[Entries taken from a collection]

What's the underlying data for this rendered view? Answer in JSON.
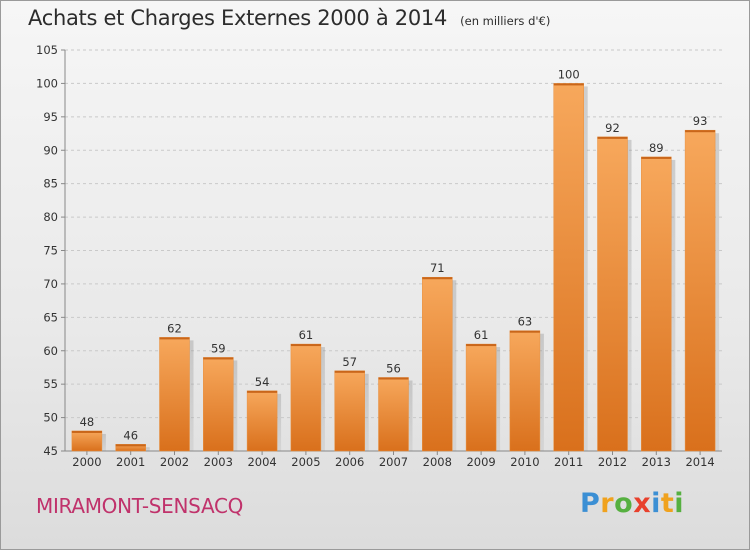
{
  "chart_data": {
    "type": "bar",
    "title": "Achats et Charges Externes 2000 à 2014",
    "subtitle": "(en milliers d'€)",
    "categories": [
      "2000",
      "2001",
      "2002",
      "2003",
      "2004",
      "2005",
      "2006",
      "2007",
      "2008",
      "2009",
      "2010",
      "2011",
      "2012",
      "2013",
      "2014"
    ],
    "values": [
      48,
      46,
      62,
      59,
      54,
      61,
      57,
      56,
      71,
      61,
      63,
      100,
      92,
      89,
      93
    ],
    "ylim": [
      45,
      105
    ],
    "yticks": [
      45,
      50,
      55,
      60,
      65,
      70,
      75,
      80,
      85,
      90,
      95,
      100,
      105
    ],
    "grid": true,
    "bar_color": "#f0923a"
  },
  "place_name": "MIRAMONT-SENSACQ",
  "brand": {
    "letters": [
      "P",
      "r",
      "o",
      "x",
      "i",
      "t",
      "i"
    ],
    "colors": [
      "#3b8fd4",
      "#f0a21e",
      "#56b040",
      "#e8402c",
      "#3b8fd4",
      "#f0a21e",
      "#56b040"
    ]
  }
}
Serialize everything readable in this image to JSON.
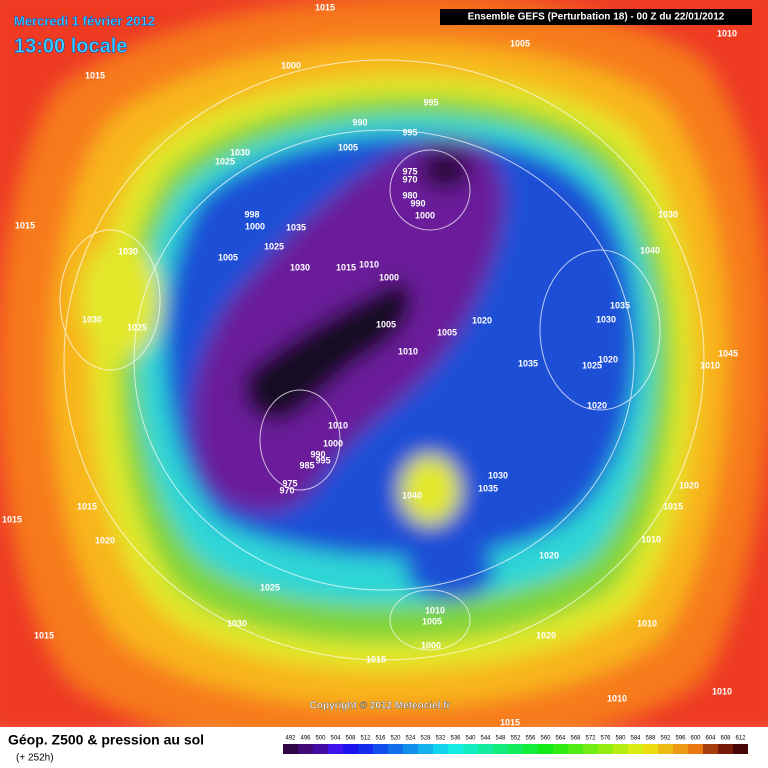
{
  "title": {
    "date": "Mercredi 1 février 2012",
    "time": "13:00 locale"
  },
  "header": "Ensemble GEFS (Perturbation 18)  -  00 Z du 22/01/2012",
  "copyright": "Copyright © 2012 Meteociel.fr",
  "footer": {
    "title": "Géop. Z500 & pression au sol",
    "lead": "(+ 252h)"
  },
  "colorbar": [
    492,
    496,
    500,
    504,
    508,
    512,
    516,
    520,
    524,
    528,
    532,
    536,
    540,
    544,
    548,
    552,
    556,
    560,
    564,
    568,
    572,
    576,
    580,
    584,
    588,
    592,
    596,
    600,
    604,
    608,
    612
  ],
  "isobar_labels": [
    1015,
    1005,
    1010,
    1015,
    1000,
    995,
    990,
    995,
    1030,
    1025,
    1005,
    975,
    970,
    980,
    990,
    1000,
    1015,
    998,
    1000,
    1035,
    1030,
    1030,
    1005,
    1025,
    1030,
    1015,
    1010,
    1000,
    1040,
    1035,
    1030,
    1025,
    1005,
    1005,
    1020,
    1030,
    1010,
    1035,
    1020,
    1025,
    1045,
    1010,
    1020,
    1010,
    1000,
    990,
    995,
    985,
    975,
    970,
    1030,
    1035,
    1040,
    1020,
    1015,
    1015,
    1015,
    1020,
    1010,
    1020,
    1025,
    1030,
    1010,
    1005,
    1000,
    1020,
    1010,
    1015,
    1015,
    1010,
    1010,
    1015
  ]
}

» **The request**
Make an exact copy of the records above, with the pictures left out.

» **Answer to the task**
What's the underlying data for this rendered view? Answer in JSON.
{
  "chart_data": {
    "type": "bar",
    "title": "Achats et Charges Externes 2000 à 2014",
    "subtitle": "(en milliers d'€)",
    "categories": [
      "2000",
      "2001",
      "2002",
      "2003",
      "2004",
      "2005",
      "2006",
      "2007",
      "2008",
      "2009",
      "2010",
      "2011",
      "2012",
      "2013",
      "2014"
    ],
    "values": [
      48,
      46,
      62,
      59,
      54,
      61,
      57,
      56,
      71,
      61,
      63,
      100,
      92,
      89,
      93
    ],
    "ylim": [
      45,
      105
    ],
    "yticks": [
      45,
      50,
      55,
      60,
      65,
      70,
      75,
      80,
      85,
      90,
      95,
      100,
      105
    ],
    "grid": true,
    "bar_color": "#f0923a"
  },
  "place_name": "MIRAMONT-SENSACQ",
  "brand": {
    "letters": [
      "P",
      "r",
      "o",
      "x",
      "i",
      "t",
      "i"
    ],
    "colors": [
      "#3b8fd4",
      "#f0a21e",
      "#56b040",
      "#e8402c",
      "#3b8fd4",
      "#f0a21e",
      "#56b040"
    ]
  }
}
Serialize everything readable in this image to JSON.
{
  "title": {
    "date": "Mercredi 1 février 2012",
    "time": "13:00 locale"
  },
  "header": "Ensemble GEFS (Perturbation 18)  -  00 Z du 22/01/2012",
  "copyright": "Copyright © 2012 Meteociel.fr",
  "footer": {
    "title": "Géop. Z500 & pression au sol",
    "lead": "(+ 252h)"
  },
  "colorbar": [
    492,
    496,
    500,
    504,
    508,
    512,
    516,
    520,
    524,
    528,
    532,
    536,
    540,
    544,
    548,
    552,
    556,
    560,
    564,
    568,
    572,
    576,
    580,
    584,
    588,
    592,
    596,
    600,
    604,
    608,
    612
  ],
  "isobar_labels": [
    1015,
    1005,
    1010,
    1015,
    1000,
    995,
    990,
    995,
    1030,
    1025,
    1005,
    975,
    970,
    980,
    990,
    1000,
    1015,
    998,
    1000,
    1035,
    1030,
    1030,
    1005,
    1025,
    1030,
    1015,
    1010,
    1000,
    1040,
    1035,
    1030,
    1025,
    1005,
    1005,
    1020,
    1030,
    1010,
    1035,
    1020,
    1025,
    1045,
    1010,
    1020,
    1010,
    1000,
    990,
    995,
    985,
    975,
    970,
    1030,
    1035,
    1040,
    1020,
    1015,
    1015,
    1015,
    1020,
    1010,
    1020,
    1025,
    1030,
    1010,
    1005,
    1000,
    1020,
    1010,
    1015,
    1015,
    1010,
    1010,
    1015
  ]
}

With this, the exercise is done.